## [Required work]
Return the full listing exactly as it is written.

(Records from a data source)
★ ★ ★ ★ ★
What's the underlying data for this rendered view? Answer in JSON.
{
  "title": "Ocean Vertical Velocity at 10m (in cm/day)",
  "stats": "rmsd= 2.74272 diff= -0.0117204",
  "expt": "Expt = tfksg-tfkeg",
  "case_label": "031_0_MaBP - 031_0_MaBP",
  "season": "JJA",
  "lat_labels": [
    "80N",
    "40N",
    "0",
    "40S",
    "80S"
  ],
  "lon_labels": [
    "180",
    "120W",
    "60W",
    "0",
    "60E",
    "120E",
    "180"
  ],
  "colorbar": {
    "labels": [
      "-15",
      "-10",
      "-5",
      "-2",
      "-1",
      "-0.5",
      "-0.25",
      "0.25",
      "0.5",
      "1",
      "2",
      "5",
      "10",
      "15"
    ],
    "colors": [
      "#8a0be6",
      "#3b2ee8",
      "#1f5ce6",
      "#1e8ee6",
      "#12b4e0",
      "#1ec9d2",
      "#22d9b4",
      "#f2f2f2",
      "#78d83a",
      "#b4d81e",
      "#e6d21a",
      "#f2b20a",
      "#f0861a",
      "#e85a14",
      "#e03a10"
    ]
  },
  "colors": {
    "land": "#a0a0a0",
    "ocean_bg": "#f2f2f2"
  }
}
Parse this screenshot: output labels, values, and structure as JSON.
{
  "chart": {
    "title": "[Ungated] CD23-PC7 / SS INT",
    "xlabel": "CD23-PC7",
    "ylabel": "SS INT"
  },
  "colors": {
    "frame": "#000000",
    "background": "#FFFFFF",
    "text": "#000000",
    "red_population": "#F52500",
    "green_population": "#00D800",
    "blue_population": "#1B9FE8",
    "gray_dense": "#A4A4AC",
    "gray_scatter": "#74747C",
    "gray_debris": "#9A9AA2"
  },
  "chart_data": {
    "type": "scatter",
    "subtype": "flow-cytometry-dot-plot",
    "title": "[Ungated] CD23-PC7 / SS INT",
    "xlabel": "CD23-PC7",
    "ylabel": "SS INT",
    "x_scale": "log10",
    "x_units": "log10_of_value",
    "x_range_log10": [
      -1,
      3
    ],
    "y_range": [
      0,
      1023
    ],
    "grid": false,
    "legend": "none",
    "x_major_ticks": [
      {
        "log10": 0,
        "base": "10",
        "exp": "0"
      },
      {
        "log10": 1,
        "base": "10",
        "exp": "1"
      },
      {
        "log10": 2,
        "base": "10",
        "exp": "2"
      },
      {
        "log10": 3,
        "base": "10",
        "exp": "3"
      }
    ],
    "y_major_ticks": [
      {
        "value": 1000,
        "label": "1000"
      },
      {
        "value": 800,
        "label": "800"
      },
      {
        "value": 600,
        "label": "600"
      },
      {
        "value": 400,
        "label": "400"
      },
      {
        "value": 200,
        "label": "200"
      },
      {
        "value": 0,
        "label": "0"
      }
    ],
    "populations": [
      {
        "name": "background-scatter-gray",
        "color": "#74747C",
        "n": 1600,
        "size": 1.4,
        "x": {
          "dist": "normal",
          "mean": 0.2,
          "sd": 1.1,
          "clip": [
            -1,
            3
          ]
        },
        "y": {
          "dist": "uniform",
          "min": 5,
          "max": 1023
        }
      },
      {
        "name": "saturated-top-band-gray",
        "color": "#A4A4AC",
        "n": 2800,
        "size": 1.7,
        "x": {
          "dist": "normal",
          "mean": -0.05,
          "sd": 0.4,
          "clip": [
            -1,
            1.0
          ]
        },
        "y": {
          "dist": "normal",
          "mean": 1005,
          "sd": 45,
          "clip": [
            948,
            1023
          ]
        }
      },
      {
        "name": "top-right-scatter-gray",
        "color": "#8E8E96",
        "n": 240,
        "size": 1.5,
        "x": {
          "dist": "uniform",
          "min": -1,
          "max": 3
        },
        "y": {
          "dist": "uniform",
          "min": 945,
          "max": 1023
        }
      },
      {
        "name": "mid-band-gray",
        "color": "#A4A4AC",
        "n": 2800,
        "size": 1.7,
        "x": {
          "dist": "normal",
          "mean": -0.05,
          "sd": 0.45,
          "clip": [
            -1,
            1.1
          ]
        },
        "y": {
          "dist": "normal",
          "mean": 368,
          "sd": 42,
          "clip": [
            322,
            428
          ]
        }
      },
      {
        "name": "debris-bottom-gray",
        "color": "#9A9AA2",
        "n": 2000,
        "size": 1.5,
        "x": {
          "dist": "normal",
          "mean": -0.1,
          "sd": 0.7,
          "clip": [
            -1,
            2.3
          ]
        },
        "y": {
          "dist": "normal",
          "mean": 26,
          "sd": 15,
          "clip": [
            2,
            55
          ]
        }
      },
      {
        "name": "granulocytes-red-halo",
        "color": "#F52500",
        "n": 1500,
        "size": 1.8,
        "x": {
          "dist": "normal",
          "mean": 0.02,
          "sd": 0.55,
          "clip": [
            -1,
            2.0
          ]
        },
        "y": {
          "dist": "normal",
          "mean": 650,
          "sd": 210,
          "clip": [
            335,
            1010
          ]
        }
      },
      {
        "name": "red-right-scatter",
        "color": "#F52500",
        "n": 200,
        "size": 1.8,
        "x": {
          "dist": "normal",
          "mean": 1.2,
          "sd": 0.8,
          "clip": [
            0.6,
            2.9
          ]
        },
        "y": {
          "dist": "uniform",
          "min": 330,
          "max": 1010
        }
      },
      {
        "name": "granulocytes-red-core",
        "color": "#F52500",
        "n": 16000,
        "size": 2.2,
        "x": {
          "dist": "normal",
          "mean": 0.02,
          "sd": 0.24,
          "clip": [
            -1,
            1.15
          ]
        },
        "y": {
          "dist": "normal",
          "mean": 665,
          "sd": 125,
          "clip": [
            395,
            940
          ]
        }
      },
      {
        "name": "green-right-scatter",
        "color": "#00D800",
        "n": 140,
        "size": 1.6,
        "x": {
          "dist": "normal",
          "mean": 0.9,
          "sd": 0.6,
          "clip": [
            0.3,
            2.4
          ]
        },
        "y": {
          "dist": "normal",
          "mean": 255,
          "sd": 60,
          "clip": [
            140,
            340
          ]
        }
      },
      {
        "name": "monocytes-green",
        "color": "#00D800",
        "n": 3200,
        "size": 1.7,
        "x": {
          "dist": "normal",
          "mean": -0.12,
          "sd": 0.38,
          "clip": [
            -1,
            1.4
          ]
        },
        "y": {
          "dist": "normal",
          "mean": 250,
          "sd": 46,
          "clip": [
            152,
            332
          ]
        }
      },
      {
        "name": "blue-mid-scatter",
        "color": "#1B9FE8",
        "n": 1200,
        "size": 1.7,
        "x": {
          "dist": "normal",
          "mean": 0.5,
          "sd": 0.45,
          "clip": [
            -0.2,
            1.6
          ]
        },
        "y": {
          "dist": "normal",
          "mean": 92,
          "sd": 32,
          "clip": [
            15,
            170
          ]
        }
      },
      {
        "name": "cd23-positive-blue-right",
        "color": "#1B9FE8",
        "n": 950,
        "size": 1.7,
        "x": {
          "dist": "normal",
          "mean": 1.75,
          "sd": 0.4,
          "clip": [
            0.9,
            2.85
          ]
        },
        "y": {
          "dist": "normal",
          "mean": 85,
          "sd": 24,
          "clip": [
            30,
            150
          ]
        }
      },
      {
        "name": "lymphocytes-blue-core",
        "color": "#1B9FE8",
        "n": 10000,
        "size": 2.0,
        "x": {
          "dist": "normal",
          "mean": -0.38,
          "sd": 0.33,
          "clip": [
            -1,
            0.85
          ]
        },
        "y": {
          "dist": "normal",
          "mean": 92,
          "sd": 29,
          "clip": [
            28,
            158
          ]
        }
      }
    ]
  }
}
★ ★ ★ ★ ★
## [Solution to the exercise]
What's the underlying data for this rendered view? Answer in JSON.
{
  "title": "Ocean Vertical Velocity at 10m (in cm/day)",
  "stats": "rmsd= 2.74272 diff= -0.0117204",
  "expt": "Expt = tfksg-tfkeg",
  "case_label": "031_0_MaBP - 031_0_MaBP",
  "season": "JJA",
  "lat_labels": [
    "80N",
    "40N",
    "0",
    "40S",
    "80S"
  ],
  "lon_labels": [
    "180",
    "120W",
    "60W",
    "0",
    "60E",
    "120E",
    "180"
  ],
  "colorbar": {
    "labels": [
      "-15",
      "-10",
      "-5",
      "-2",
      "-1",
      "-0.5",
      "-0.25",
      "0.25",
      "0.5",
      "1",
      "2",
      "5",
      "10",
      "15"
    ],
    "colors": [
      "#8a0be6",
      "#3b2ee8",
      "#1f5ce6",
      "#1e8ee6",
      "#12b4e0",
      "#1ec9d2",
      "#22d9b4",
      "#f2f2f2",
      "#78d83a",
      "#b4d81e",
      "#e6d21a",
      "#f2b20a",
      "#f0861a",
      "#e85a14",
      "#e03a10"
    ]
  },
  "colors": {
    "land": "#a0a0a0",
    "ocean_bg": "#f2f2f2"
  }
}
Parse this screenshot: output labels, values, and structure as JSON.
{
  "chart": {
    "title": "[Ungated] CD23-PC7 / SS INT",
    "xlabel": "CD23-PC7",
    "ylabel": "SS INT"
  },
  "colors": {
    "frame": "#000000",
    "background": "#FFFFFF",
    "text": "#000000",
    "red_population": "#F52500",
    "green_population": "#00D800",
    "blue_population": "#1B9FE8",
    "gray_dense": "#A4A4AC",
    "gray_scatter": "#74747C",
    "gray_debris": "#9A9AA2"
  },
  "chart_data": {
    "type": "scatter",
    "subtype": "flow-cytometry-dot-plot",
    "title": "[Ungated] CD23-PC7 / SS INT",
    "xlabel": "CD23-PC7",
    "ylabel": "SS INT",
    "x_scale": "log10",
    "x_units": "log10_of_value",
    "x_range_log10": [
      -1,
      3
    ],
    "y_range": [
      0,
      1023
    ],
    "grid": false,
    "legend": "none",
    "x_major_ticks": [
      {
        "log10": 0,
        "base": "10",
        "exp": "0"
      },
      {
        "log10": 1,
        "base": "10",
        "exp": "1"
      },
      {
        "log10": 2,
        "base": "10",
        "exp": "2"
      },
      {
        "log10": 3,
        "base": "10",
        "exp": "3"
      }
    ],
    "y_major_ticks": [
      {
        "value": 1000,
        "label": "1000"
      },
      {
        "value": 800,
        "label": "800"
      },
      {
        "value": 600,
        "label": "600"
      },
      {
        "value": 400,
        "label": "400"
      },
      {
        "value": 200,
        "label": "200"
      },
      {
        "value": 0,
        "label": "0"
      }
    ],
    "populations": [
      {
        "name": "background-scatter-gray",
        "color": "#74747C",
        "n": 1600,
        "size": 1.4,
        "x": {
          "dist": "normal",
          "mean": 0.2,
          "sd": 1.1,
          "clip": [
            -1,
            3
          ]
        },
        "y": {
          "dist": "uniform",
          "min": 5,
          "max": 1023
        }
      },
      {
        "name": "saturated-top-band-gray",
        "color": "#A4A4AC",
        "n": 2800,
        "size": 1.7,
        "x": {
          "dist": "normal",
          "mean": -0.05,
          "sd": 0.4,
          "clip": [
            -1,
            1.0
          ]
        },
        "y": {
          "dist": "normal",
          "mean": 1005,
          "sd": 45,
          "clip": [
            948,
            1023
          ]
        }
      },
      {
        "name": "top-right-scatter-gray",
        "color": "#8E8E96",
        "n": 240,
        "size": 1.5,
        "x": {
          "dist": "uniform",
          "min": -1,
          "max": 3
        },
        "y": {
          "dist": "uniform",
          "min": 945,
          "max": 1023
        }
      },
      {
        "name": "mid-band-gray",
        "color": "#A4A4AC",
        "n": 2800,
        "size": 1.7,
        "x": {
          "dist": "normal",
          "mean": -0.05,
          "sd": 0.45,
          "clip": [
            -1,
            1.1
          ]
        },
        "y": {
          "dist": "normal",
          "mean": 368,
          "sd": 42,
          "clip": [
            322,
            428
          ]
        }
      },
      {
        "name": "debris-bottom-gray",
        "color": "#9A9AA2",
        "n": 2000,
        "size": 1.5,
        "x": {
          "dist": "normal",
          "mean": -0.1,
          "sd": 0.7,
          "clip": [
            -1,
            2.3
          ]
        },
        "y": {
          "dist": "normal",
          "mean": 26,
          "sd": 15,
          "clip": [
            2,
            55
          ]
        }
      },
      {
        "name": "granulocytes-red-halo",
        "color": "#F52500",
        "n": 1500,
        "size": 1.8,
        "x": {
          "dist": "normal",
          "mean": 0.02,
          "sd": 0.55,
          "clip": [
            -1,
            2.0
          ]
        },
        "y": {
          "dist": "normal",
          "mean": 650,
          "sd": 210,
          "clip": [
            335,
            1010
          ]
        }
      },
      {
        "name": "red-right-scatter",
        "color": "#F52500",
        "n": 200,
        "size": 1.8,
        "x": {
          "dist": "normal",
          "mean": 1.2,
          "sd": 0.8,
          "clip": [
            0.6,
            2.9
          ]
        },
        "y": {
          "dist": "uniform",
          "min": 330,
          "max": 1010
        }
      },
      {
        "name": "granulocytes-red-core",
        "color": "#F52500",
        "n": 16000,
        "size": 2.2,
        "x": {
          "dist": "normal",
          "mean": 0.02,
          "sd": 0.24,
          "clip": [
            -1,
            1.15
          ]
        },
        "y": {
          "dist": "normal",
          "mean": 665,
          "sd": 125,
          "clip": [
            395,
            940
          ]
        }
      },
      {
        "name": "green-right-scatter",
        "color": "#00D800",
        "n": 140,
        "size": 1.6,
        "x": {
          "dist": "normal",
          "mean": 0.9,
          "sd": 0.6,
          "clip": [
            0.3,
            2.4
          ]
        },
        "y": {
          "dist": "normal",
          "mean": 255,
          "sd": 60,
          "clip": [
            140,
            340
          ]
        }
      },
      {
        "name": "monocytes-green",
        "color": "#00D800",
        "n": 3200,
        "size": 1.7,
        "x": {
          "dist": "normal",
          "mean": -0.12,
          "sd": 0.38,
          "clip": [
            -1,
            1.4
          ]
        },
        "y": {
          "dist": "normal",
          "mean": 250,
          "sd": 46,
          "clip": [
            152,
            332
          ]
        }
      },
      {
        "name": "blue-mid-scatter",
        "color": "#1B9FE8",
        "n": 1200,
        "size": 1.7,
        "x": {
          "dist": "normal",
          "mean": 0.5,
          "sd": 0.45,
          "clip": [
            -0.2,
            1.6
          ]
        },
        "y": {
          "dist": "normal",
          "mean": 92,
          "sd": 32,
          "clip": [
            15,
            170
          ]
        }
      },
      {
        "name": "cd23-positive-blue-right",
        "color": "#1B9FE8",
        "n": 950,
        "size": 1.7,
        "x": {
          "dist": "normal",
          "mean": 1.75,
          "sd": 0.4,
          "clip": [
            0.9,
            2.85
          ]
        },
        "y": {
          "dist": "normal",
          "mean": 85,
          "sd": 24,
          "clip": [
            30,
            150
          ]
        }
      },
      {
        "name": "lymphocytes-blue-core",
        "color": "#1B9FE8",
        "n": 10000,
        "size": 2.0,
        "x": {
          "dist": "normal",
          "mean": -0.38,
          "sd": 0.33,
          "clip": [
            -1,
            0.85
          ]
        },
        "y": {
          "dist": "normal",
          "mean": 92,
          "sd": 29,
          "clip": [
            28,
            158
          ]
        }
      }
    ]
  }
}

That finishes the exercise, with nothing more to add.